EXERCISE TASK:
Copy each line of the material below word for word, leaving out the pictures.

(Dataset entries)
*****

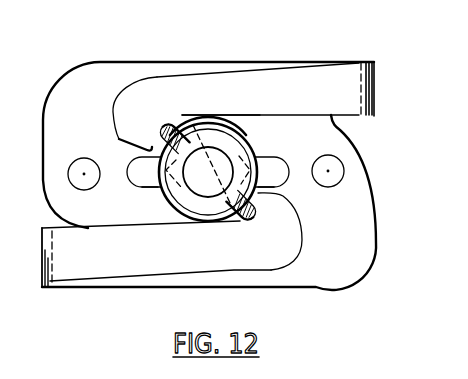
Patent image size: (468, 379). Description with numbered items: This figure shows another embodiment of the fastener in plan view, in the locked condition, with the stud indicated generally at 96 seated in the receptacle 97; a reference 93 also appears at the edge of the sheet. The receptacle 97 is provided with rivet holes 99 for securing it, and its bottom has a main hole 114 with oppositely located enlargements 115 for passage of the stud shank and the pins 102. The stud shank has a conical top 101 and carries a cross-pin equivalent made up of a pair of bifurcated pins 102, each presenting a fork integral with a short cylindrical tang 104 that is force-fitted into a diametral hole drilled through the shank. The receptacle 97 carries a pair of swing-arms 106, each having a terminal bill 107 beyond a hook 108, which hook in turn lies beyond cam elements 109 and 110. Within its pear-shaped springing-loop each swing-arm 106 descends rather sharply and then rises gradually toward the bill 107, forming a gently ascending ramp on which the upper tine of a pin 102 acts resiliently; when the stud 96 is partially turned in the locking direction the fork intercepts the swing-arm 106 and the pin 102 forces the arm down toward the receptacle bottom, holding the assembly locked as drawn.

The clamp assembly 93 is at (7, 82).
The stud 96 is at (240, 129).
The receptacle 97 is at (336, 285).
The rivet holes 99 is at (70, 158).
The conical top 101 is at (242, 201).
The bifurcated pins 102 is at (159, 118).
The short cylindrical tang 104 is at (257, 150).
The swing-arms 106 is at (321, 82).
The terminal bill 107 is at (147, 143).
The hook 108 is at (266, 220).
The cam element 109 is at (181, 114).
The cam element 110 is at (190, 112).
The main hole 114 is at (211, 122).
The enlargements 115 is at (281, 178).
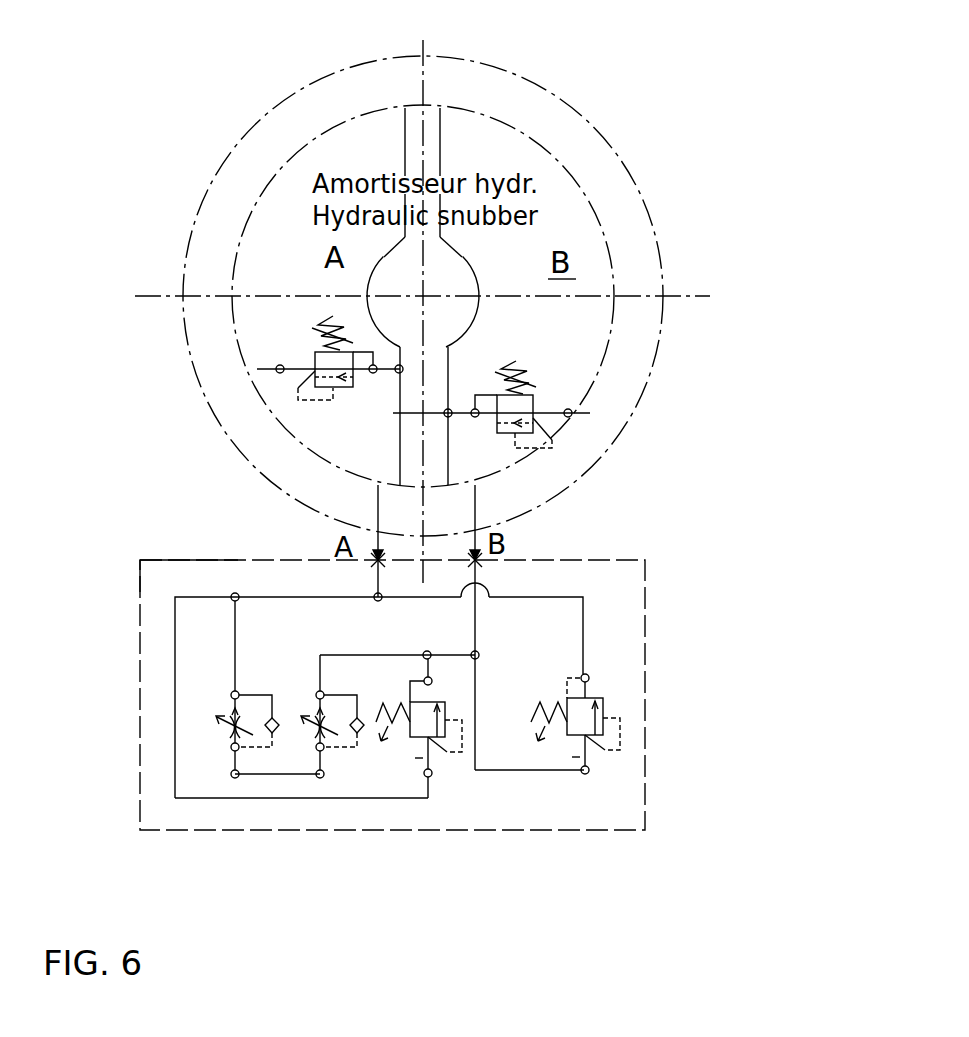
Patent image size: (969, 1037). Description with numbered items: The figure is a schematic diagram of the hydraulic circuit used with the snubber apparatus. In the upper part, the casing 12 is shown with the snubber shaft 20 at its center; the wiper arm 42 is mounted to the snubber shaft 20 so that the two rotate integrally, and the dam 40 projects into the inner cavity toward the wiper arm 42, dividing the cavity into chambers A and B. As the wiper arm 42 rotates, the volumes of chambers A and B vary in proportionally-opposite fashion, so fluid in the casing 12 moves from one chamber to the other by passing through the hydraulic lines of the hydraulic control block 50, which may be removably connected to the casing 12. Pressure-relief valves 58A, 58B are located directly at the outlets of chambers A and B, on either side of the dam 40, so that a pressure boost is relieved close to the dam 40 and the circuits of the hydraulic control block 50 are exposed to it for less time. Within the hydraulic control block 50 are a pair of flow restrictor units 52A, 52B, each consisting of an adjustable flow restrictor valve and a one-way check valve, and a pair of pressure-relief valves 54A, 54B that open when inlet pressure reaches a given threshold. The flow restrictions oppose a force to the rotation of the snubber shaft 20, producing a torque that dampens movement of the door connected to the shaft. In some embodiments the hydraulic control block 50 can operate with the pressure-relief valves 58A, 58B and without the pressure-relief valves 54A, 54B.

The casing 12 is at (545, 105).
The wiper arm 42 is at (405, 148).
The snubber shaft 20 is at (424, 296).
The dam 40 is at (406, 455).
The pressure-relief valve 58A is at (321, 352).
The pressure-relief valve 58B is at (535, 398).
The hydraulic control block 50 is at (353, 686).
The flow restrictor unit 52A is at (308, 745).
The flow restrictor unit 52B is at (212, 725).
The pressure-relief valve 54A is at (412, 752).
The pressure-relief valve 54B is at (564, 750).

*****

SOLUTION FOR THIS PROBLEM:
Patent image size: (468, 379). Description with numbered items: This figure shows another embodiment of the fastener in plan view, in the locked condition, with the stud indicated generally at 96 seated in the receptacle 97; a reference 93 also appears at the edge of the sheet. The receptacle 97 is provided with rivet holes 99 for securing it, and its bottom has a main hole 114 with oppositely located enlargements 115 for passage of the stud shank and the pins 102. The stud shank has a conical top 101 and carries a cross-pin equivalent made up of a pair of bifurcated pins 102, each presenting a fork integral with a short cylindrical tang 104 that is force-fitted into a diametral hole drilled through the shank. The receptacle 97 carries a pair of swing-arms 106, each having a terminal bill 107 beyond a hook 108, which hook in turn lies beyond cam elements 109 and 110. Within its pear-shaped springing-loop each swing-arm 106 descends rather sharply and then rises gradually toward the bill 107, forming a gently ascending ramp on which the upper tine of a pin 102 acts resiliently; when the stud 96 is partially turned in the locking direction the fork intercepts the swing-arm 106 and the pin 102 forces the arm down toward the receptacle bottom, holding the assembly locked as drawn.

The clamp assembly 93 is at (7, 82).
The stud 96 is at (240, 129).
The receptacle 97 is at (336, 285).
The rivet holes 99 is at (70, 158).
The conical top 101 is at (242, 201).
The bifurcated pins 102 is at (159, 118).
The short cylindrical tang 104 is at (257, 150).
The swing-arms 106 is at (321, 82).
The terminal bill 107 is at (147, 143).
The hook 108 is at (266, 220).
The cam element 109 is at (181, 114).
The cam element 110 is at (190, 112).
The main hole 114 is at (211, 122).
The enlargements 115 is at (281, 178).
Patent image size: (969, 1037). Description with numbered items: The figure is a schematic diagram of the hydraulic circuit used with the snubber apparatus. In the upper part, the casing 12 is shown with the snubber shaft 20 at its center; the wiper arm 42 is mounted to the snubber shaft 20 so that the two rotate integrally, and the dam 40 projects into the inner cavity toward the wiper arm 42, dividing the cavity into chambers A and B. As the wiper arm 42 rotates, the volumes of chambers A and B vary in proportionally-opposite fashion, so fluid in the casing 12 moves from one chamber to the other by passing through the hydraulic lines of the hydraulic control block 50, which may be removably connected to the casing 12. Pressure-relief valves 58A, 58B are located directly at the outlets of chambers A and B, on either side of the dam 40, so that a pressure boost is relieved close to the dam 40 and the circuits of the hydraulic control block 50 are exposed to it for less time. Within the hydraulic control block 50 are a pair of flow restrictor units 52A, 52B, each consisting of an adjustable flow restrictor valve and a one-way check valve, and a pair of pressure-relief valves 54A, 54B that open when inlet pressure reaches a given threshold. The flow restrictions oppose a force to the rotation of the snubber shaft 20, producing a torque that dampens movement of the door connected to the shaft. In some embodiments the hydraulic control block 50 can operate with the pressure-relief valves 58A, 58B and without the pressure-relief valves 54A, 54B.

The casing 12 is at (545, 105).
The wiper arm 42 is at (405, 148).
The snubber shaft 20 is at (424, 296).
The dam 40 is at (406, 455).
The pressure-relief valve 58A is at (321, 352).
The pressure-relief valve 58B is at (535, 398).
The hydraulic control block 50 is at (353, 686).
The flow restrictor unit 52A is at (308, 745).
The flow restrictor unit 52B is at (212, 725).
The pressure-relief valve 54A is at (412, 752).
The pressure-relief valve 54B is at (564, 750).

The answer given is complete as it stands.